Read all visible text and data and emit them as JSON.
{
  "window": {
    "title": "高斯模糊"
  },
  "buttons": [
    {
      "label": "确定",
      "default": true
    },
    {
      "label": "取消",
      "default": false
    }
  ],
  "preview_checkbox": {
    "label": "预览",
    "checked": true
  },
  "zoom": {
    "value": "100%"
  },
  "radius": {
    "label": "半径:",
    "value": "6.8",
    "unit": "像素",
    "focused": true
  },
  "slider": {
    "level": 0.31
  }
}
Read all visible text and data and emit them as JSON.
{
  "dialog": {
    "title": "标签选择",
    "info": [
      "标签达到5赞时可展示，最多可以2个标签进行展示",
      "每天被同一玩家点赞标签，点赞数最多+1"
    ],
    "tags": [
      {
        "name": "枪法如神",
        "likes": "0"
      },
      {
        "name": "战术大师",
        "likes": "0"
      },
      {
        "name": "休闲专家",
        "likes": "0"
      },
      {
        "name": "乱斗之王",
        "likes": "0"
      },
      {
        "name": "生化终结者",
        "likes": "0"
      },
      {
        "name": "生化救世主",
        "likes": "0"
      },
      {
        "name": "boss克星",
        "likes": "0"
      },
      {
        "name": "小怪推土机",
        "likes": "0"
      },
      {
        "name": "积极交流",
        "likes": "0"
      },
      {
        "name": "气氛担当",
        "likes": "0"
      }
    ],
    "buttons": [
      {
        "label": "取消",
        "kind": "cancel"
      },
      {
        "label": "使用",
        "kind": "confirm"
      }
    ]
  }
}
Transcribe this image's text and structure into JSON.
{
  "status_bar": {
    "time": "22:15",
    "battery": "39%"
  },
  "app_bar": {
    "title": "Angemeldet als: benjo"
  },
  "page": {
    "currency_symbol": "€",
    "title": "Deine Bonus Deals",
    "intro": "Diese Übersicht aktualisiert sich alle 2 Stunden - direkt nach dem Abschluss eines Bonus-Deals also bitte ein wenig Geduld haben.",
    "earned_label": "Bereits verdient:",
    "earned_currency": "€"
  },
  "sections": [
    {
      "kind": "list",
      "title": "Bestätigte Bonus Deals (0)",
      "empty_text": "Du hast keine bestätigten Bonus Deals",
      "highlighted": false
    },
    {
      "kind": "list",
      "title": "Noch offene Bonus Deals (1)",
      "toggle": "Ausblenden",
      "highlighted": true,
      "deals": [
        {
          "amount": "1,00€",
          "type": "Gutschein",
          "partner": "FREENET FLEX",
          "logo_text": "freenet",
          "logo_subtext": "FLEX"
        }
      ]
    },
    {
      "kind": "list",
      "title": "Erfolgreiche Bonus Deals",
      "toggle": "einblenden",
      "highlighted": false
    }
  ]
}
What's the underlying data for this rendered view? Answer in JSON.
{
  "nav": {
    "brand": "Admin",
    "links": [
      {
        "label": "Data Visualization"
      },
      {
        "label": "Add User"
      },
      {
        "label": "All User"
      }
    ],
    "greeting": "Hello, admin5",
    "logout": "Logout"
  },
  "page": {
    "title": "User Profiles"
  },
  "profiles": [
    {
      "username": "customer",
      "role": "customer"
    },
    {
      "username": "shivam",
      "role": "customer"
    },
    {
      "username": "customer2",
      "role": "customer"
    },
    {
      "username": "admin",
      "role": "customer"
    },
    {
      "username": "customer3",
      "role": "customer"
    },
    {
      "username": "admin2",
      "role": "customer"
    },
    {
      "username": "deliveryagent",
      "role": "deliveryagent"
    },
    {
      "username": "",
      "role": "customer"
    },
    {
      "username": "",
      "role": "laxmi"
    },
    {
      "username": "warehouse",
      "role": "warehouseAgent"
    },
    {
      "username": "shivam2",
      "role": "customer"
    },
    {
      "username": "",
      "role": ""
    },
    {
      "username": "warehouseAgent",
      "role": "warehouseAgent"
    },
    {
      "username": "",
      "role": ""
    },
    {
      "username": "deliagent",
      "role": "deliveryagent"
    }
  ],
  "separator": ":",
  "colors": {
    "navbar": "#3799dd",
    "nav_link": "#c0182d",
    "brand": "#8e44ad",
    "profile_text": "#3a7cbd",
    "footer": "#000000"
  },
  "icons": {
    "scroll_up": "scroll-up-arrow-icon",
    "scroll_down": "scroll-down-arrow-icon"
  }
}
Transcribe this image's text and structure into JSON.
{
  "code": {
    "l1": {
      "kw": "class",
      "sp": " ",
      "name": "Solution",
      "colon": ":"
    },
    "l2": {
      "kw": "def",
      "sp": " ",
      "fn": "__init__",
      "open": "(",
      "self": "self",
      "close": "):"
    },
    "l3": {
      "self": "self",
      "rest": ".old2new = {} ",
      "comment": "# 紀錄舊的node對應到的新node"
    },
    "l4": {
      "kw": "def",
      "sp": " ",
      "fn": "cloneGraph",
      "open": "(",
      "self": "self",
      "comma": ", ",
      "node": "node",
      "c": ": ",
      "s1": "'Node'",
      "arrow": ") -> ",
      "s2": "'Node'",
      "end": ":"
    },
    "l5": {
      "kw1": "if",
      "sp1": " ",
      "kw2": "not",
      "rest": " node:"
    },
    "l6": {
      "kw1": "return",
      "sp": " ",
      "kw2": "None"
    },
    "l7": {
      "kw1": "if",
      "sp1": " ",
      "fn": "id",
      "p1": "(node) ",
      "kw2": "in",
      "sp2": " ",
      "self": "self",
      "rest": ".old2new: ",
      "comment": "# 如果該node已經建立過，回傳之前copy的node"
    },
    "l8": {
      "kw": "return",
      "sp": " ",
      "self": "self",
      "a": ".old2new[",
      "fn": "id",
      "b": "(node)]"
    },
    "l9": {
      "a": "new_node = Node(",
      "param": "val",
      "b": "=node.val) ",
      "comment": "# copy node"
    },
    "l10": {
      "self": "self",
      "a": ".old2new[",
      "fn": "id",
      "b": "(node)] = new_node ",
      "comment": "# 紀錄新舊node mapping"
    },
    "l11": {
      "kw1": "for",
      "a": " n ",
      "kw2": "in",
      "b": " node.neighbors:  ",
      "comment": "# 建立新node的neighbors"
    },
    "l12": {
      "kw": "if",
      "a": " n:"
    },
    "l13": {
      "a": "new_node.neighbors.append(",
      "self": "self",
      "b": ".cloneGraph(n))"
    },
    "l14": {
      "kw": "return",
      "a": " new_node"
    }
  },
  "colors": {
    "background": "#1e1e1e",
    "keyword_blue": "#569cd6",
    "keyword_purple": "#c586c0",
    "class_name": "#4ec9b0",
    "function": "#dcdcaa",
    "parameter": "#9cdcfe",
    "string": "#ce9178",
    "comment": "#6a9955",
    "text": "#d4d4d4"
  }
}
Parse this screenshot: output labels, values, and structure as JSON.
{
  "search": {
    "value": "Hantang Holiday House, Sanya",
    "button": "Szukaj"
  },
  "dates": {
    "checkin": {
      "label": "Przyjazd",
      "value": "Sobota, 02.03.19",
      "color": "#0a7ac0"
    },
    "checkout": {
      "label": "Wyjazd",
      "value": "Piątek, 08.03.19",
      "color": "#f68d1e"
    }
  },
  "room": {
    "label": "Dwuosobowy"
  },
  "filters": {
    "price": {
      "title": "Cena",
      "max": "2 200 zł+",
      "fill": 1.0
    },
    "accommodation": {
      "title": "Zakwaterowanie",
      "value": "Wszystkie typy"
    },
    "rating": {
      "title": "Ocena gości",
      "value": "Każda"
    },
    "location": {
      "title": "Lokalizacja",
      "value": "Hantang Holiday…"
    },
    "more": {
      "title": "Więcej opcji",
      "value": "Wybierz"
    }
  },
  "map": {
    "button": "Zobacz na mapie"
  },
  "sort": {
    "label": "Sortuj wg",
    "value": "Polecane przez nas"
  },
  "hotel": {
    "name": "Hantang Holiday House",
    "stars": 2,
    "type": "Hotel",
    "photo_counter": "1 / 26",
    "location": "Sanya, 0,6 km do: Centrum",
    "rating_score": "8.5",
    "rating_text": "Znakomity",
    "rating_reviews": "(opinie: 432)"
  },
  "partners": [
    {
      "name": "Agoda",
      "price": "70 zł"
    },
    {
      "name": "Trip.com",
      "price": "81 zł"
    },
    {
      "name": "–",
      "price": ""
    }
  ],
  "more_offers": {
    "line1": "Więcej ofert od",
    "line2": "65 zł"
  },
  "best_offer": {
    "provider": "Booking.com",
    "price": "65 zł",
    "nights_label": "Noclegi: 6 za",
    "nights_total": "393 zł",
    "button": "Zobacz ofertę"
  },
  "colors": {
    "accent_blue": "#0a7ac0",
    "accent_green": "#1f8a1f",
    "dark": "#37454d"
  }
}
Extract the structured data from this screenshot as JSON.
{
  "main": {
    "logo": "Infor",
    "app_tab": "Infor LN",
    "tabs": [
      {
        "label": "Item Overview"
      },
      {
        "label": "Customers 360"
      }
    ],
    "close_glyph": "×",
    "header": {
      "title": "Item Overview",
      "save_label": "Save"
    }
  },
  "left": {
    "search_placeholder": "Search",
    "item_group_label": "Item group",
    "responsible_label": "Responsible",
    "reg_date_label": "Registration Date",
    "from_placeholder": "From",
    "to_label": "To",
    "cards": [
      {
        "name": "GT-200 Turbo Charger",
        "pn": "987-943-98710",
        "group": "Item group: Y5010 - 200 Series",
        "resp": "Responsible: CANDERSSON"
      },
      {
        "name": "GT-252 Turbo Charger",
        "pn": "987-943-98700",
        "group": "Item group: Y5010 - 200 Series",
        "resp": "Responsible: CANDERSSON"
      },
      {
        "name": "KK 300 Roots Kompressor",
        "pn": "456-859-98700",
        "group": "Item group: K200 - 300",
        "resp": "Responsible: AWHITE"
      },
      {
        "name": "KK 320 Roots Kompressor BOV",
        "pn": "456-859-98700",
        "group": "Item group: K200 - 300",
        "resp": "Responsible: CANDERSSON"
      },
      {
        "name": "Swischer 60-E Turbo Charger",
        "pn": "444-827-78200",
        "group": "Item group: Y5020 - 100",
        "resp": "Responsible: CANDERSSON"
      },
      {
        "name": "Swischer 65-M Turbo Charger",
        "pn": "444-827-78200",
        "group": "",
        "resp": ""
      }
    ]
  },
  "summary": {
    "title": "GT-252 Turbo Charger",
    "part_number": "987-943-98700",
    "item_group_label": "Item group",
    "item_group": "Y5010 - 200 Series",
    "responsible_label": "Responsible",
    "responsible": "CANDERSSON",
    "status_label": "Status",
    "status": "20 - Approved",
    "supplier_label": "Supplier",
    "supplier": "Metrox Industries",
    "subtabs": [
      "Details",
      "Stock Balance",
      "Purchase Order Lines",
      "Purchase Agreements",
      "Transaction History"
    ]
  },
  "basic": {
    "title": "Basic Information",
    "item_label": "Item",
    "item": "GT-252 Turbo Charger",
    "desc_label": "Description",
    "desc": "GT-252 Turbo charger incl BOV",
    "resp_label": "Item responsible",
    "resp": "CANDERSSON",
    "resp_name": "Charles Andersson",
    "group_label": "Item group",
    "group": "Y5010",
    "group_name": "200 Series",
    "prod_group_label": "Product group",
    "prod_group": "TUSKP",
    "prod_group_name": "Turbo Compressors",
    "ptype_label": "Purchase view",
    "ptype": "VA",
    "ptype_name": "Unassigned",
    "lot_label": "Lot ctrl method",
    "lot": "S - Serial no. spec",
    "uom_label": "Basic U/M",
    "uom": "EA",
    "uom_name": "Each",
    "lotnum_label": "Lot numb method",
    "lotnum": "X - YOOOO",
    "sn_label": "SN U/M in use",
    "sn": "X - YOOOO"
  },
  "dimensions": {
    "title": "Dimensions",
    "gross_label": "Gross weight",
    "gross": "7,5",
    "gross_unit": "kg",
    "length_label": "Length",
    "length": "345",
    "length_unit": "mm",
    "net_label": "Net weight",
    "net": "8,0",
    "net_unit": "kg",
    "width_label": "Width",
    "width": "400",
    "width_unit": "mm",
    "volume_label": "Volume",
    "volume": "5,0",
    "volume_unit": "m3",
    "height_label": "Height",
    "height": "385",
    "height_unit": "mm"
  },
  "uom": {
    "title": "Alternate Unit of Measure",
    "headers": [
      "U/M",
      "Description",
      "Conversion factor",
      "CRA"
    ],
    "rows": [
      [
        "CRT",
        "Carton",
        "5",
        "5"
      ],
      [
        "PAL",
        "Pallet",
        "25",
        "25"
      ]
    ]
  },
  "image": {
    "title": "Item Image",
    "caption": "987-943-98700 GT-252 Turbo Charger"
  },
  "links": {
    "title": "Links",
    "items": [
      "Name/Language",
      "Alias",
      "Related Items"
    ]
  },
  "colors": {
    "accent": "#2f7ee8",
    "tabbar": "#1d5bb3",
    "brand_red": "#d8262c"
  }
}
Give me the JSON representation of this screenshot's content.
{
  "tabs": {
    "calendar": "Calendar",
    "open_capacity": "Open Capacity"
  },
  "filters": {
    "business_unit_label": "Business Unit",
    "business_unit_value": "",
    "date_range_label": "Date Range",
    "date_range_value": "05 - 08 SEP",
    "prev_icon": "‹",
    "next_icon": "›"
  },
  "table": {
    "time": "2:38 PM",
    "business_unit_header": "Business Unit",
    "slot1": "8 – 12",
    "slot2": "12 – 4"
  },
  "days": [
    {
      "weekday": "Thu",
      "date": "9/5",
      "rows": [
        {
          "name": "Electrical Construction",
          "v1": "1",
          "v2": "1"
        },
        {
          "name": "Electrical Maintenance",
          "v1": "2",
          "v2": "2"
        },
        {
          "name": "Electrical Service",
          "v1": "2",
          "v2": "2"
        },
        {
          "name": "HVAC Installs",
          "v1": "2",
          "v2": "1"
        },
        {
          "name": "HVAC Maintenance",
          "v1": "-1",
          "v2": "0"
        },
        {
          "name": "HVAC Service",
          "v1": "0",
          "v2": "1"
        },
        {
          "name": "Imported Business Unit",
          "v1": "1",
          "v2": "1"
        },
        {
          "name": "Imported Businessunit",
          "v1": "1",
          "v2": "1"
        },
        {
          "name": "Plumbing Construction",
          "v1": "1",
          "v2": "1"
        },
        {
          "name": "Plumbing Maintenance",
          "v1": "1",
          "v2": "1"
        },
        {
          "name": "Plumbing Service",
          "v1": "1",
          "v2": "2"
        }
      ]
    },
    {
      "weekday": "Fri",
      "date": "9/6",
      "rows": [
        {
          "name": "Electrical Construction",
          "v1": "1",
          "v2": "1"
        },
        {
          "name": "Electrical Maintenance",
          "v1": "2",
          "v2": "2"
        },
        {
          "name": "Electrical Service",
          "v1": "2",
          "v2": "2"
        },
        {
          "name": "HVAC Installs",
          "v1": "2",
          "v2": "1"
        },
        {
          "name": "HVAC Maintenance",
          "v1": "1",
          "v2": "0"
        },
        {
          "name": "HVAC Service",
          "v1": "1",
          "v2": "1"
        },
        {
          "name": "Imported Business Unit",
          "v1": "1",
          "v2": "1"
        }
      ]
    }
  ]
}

##############################

> [WHAT THE TASK ASKS]
Find the word "Roots" and list each line it appears in.

> [WRITTEN ANSWER]
        "name": "KK 300 Roots Kompressor",
        "name": "KK 320 Roots Kompressor BOV",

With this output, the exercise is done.